→ **BRIEF**
Below are some records. Say how many of their lines include the string "page", giving only the number.

====== DATASET EXTRACT ======

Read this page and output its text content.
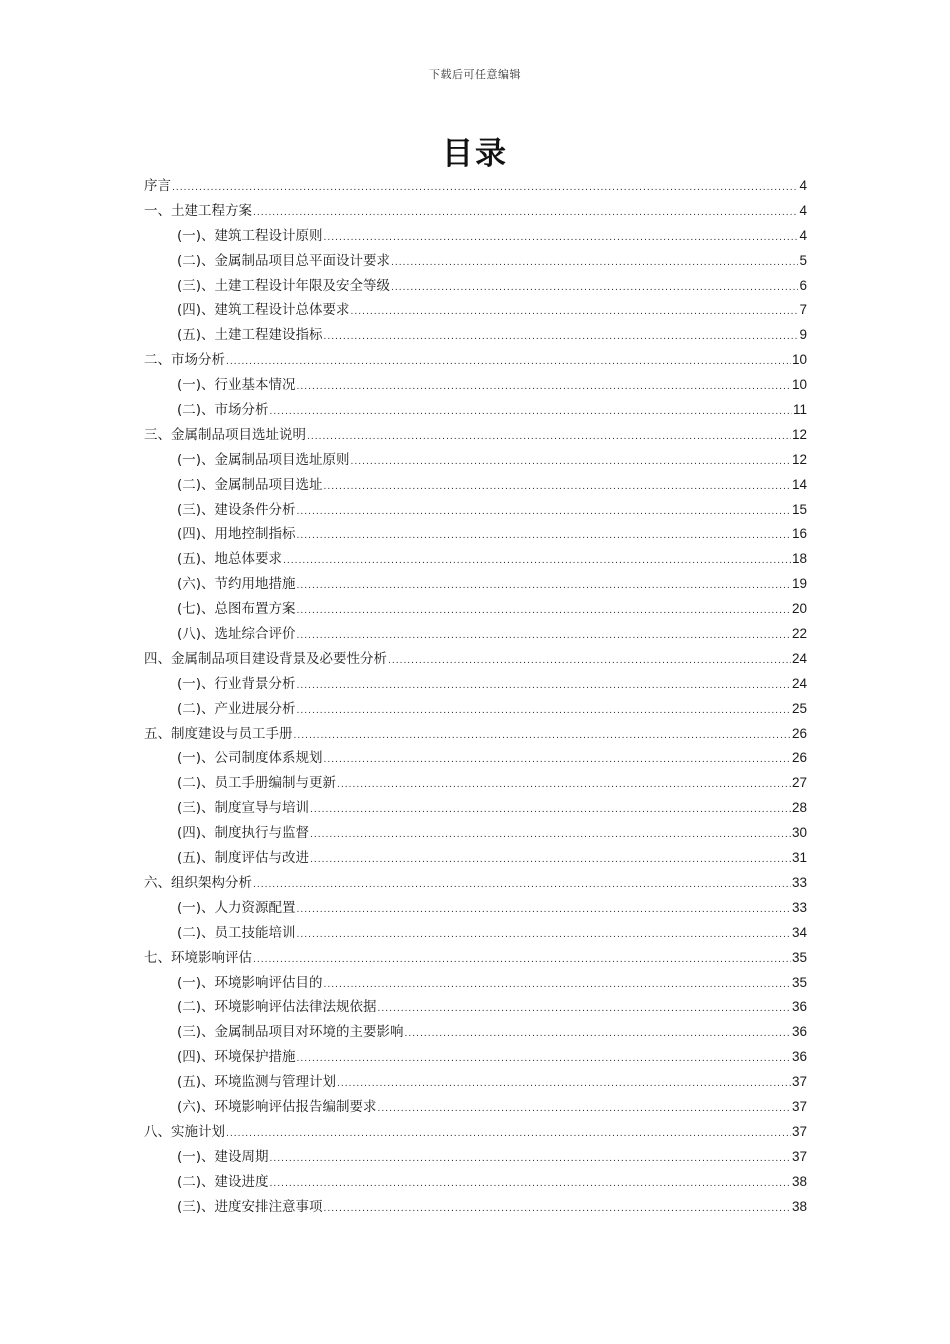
下载后可任意编辑
目录
序言 .....	4
一、土建工程方案 .....	4
(一)、建筑工程设计原则 .....	4
(二)、金属制品项目总平面设计要求 .....	5
(三)、土建工程设计年限及安全等级 .....	6
(四)、建筑工程设计总体要求 .....	7
(五)、土建工程建设指标 .....	9
二、市场分析 .....	10
(一)、行业基本情况 .....	10
(二)、市场分析 .....	11
三、金属制品项目选址说明 .....	12
(一)、金属制品项目选址原则 .....	12
(二)、金属制品项目选址 .....	14
(三)、建设条件分析 .....	15
(四)、用地控制指标 .....	16
(五)、地总体要求 .....	18
(六)、节约用地措施 .....	19
(七)、总图布置方案 .....	20
(八)、选址综合评价 .....	22
四、金属制品项目建设背景及必要性分析 .....	24
(一)、行业背景分析 .....	24
(二)、产业进展分析 .....	25
五、制度建设与员工手册 .....	26
(一)、公司制度体系规划 .....	26
(二)、员工手册编制与更新 .....	27
(三)、制度宣导与培训 .....	28
(四)、制度执行与监督 .....	30
(五)、制度评估与改进 .....	31
六、组织架构分析 .....	33
(一)、人力资源配置 .....	33
(二)、员工技能培训 .....	34
七、环境影响评估 .....	35
(一)、环境影响评估目的 .....	35
(二)、环境影响评估法律法规依据 .....	36
(三)、金属制品项目对环境的主要影响 .....	36
(四)、环境保护措施 .....	36
(五)、环境监测与管理计划 .....	37
(六)、环境影响评估报告编制要求 .....	37
八、实施计划 .....	37
(一)、建设周期 .....	37
(二)、建设进度 .....	38
(三)、进度安排注意事项 .....	38
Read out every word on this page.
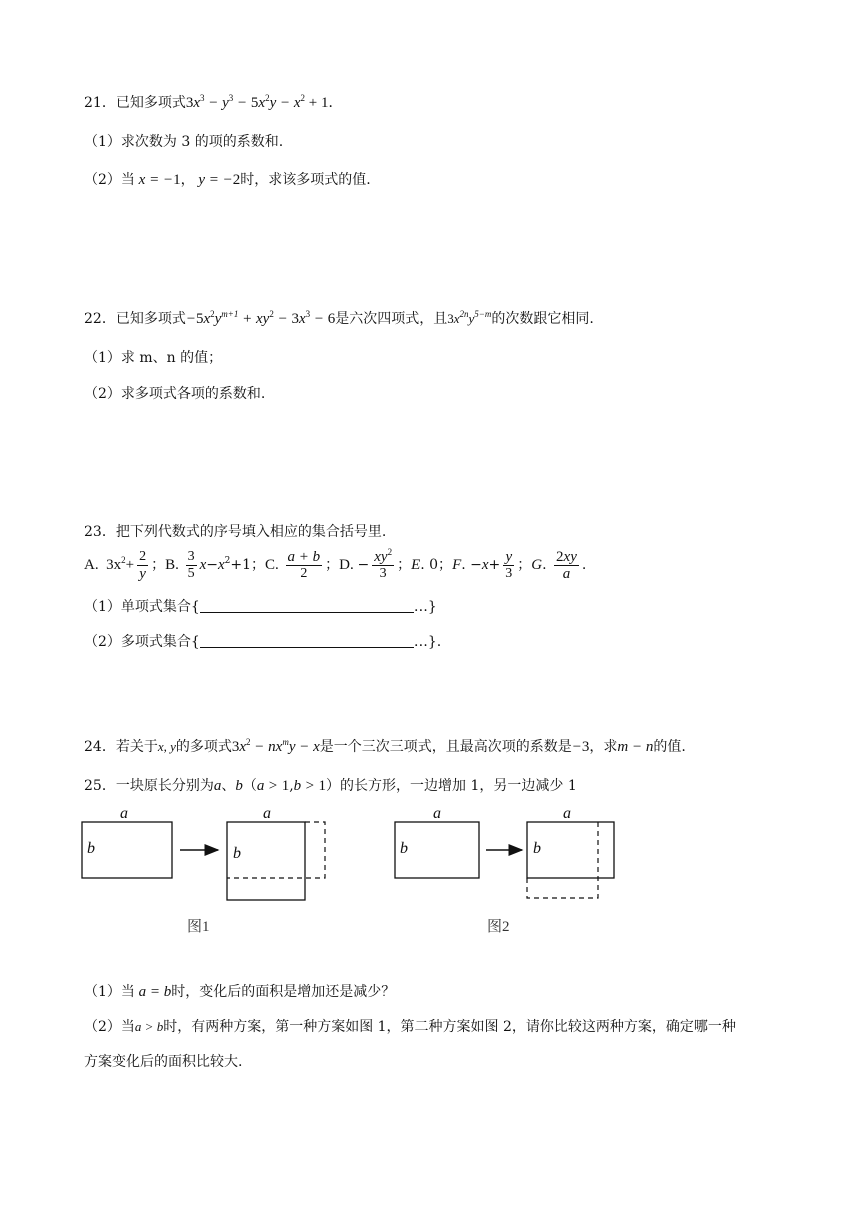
21．已知多项式$3x^3 - y^3 - 5x^2y - x^2 + 1$．
（1）求次数为 3 的项的系数和.
（2）当 x = −1， y = −2时，求该多项式的值.
22．已知多项式$-5x^2y^{m+1} + xy^2 - 3x^3 - 6$是六次四项式，且$3x^{2n}y^{5-m}$的次数跟它相同.
（1）求 m、n 的值；
（2）求多项式各项的系数和.
23．把下列代数式的序号填入相应的集合括号里.
A.  $3x^2+ \frac{2}{y}$ ；B. $\frac{3}{5} x-x^2+1$；C. $\frac{a + b}{2}$ ；D. − $\frac{xy^2}{3}$ ；E. 0；F. $-x+ \frac{y}{3}$ ；G. $\frac{2xy}{a}$ .
（1）单项式集合{	…}
（2）多项式集合{	…}.
24．若关于x, y的多项式$3x^2 - nx^my - x$是一个三次三项式，且最高次项的系数是−3，求m − n的值.
25．一块原长分别为a、b（a > 1,b > 1）的长方形，一边增加 1，另一边减少 1
a
b
a
b
图1
a
b
a
b
图2
（1）当 a = b时，变化后的面积是增加还是减少？
（2）当a > b时，有两种方案，第一种方案如图 1，第二种方案如图 2，请你比较这两种方案，确定哪一种
方案变化后的面积比较大.
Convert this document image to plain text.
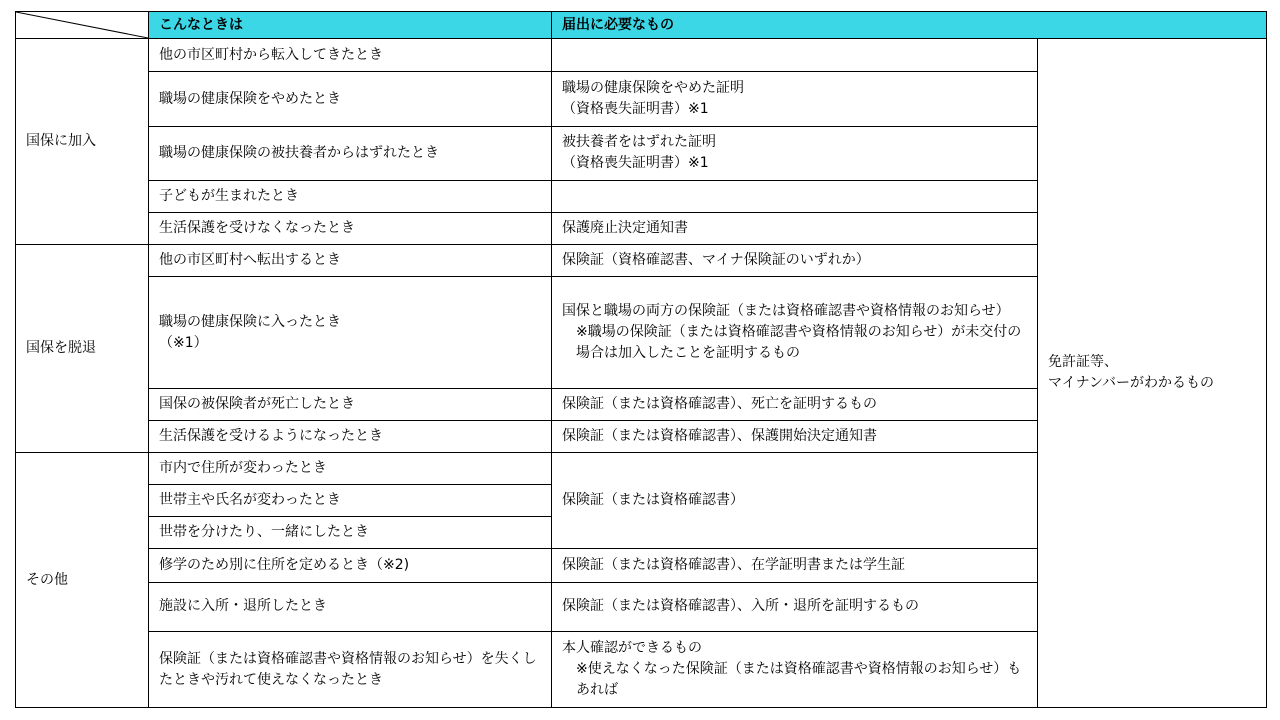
	こんなときは	届出に必要なもの	
国保に加入	他の市区町村から転入してきたとき		免許証等、
マイナンバーがわかるもの

	職場の健康保険をやめたとき	職場の健康保険をやめた証明
（資格喪失証明書）※1	

	職場の健康保険の被扶養者からはずれたとき	被扶養者をはずれた証明
（資格喪失証明書）※1	

	子どもが生まれたとき		
	生活保護を受けなくなったとき	保護廃止決定通知書	
国保を脱退	他の市区町村へ転出するとき	保険証（資格確認書、マイナ保険証のいずれか）	

	職場の健康保険に入ったとき
（※1）	国保と職場の両方の保険証（または資格確認書や資格情報のお知らせ）
※職場の保険証（または資格確認書や資格情報のお知らせ）が未交付の場合は加入したことを証明するもの	

	国保の被保険者が死亡したとき	保険証（または資格確認書）、死亡を証明するもの	
	生活保護を受けるようになったとき	保険証（または資格確認書）、保護開始決定通知書	
その他	市内で住所が変わったとき	保険証（または資格確認書）	
	世帯主や氏名が変わったとき		
	世帯を分けたり、一緒にしたとき		
	修学のため別に住所を定めるとき（※2)	保険証（または資格確認書）、在学証明書または学生証	
	施設に入所・退所したとき	保険証（または資格確認書）、入所・退所を証明するもの	
	保険証（または資格確認書や資格情報のお知らせ）を失くしたときや汚れて使えなくなったとき	本人確認ができるもの
※使えなくなった保険証（または資格確認書や資格情報のお知らせ）もあれば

======

→ **TASK ANSWER**
2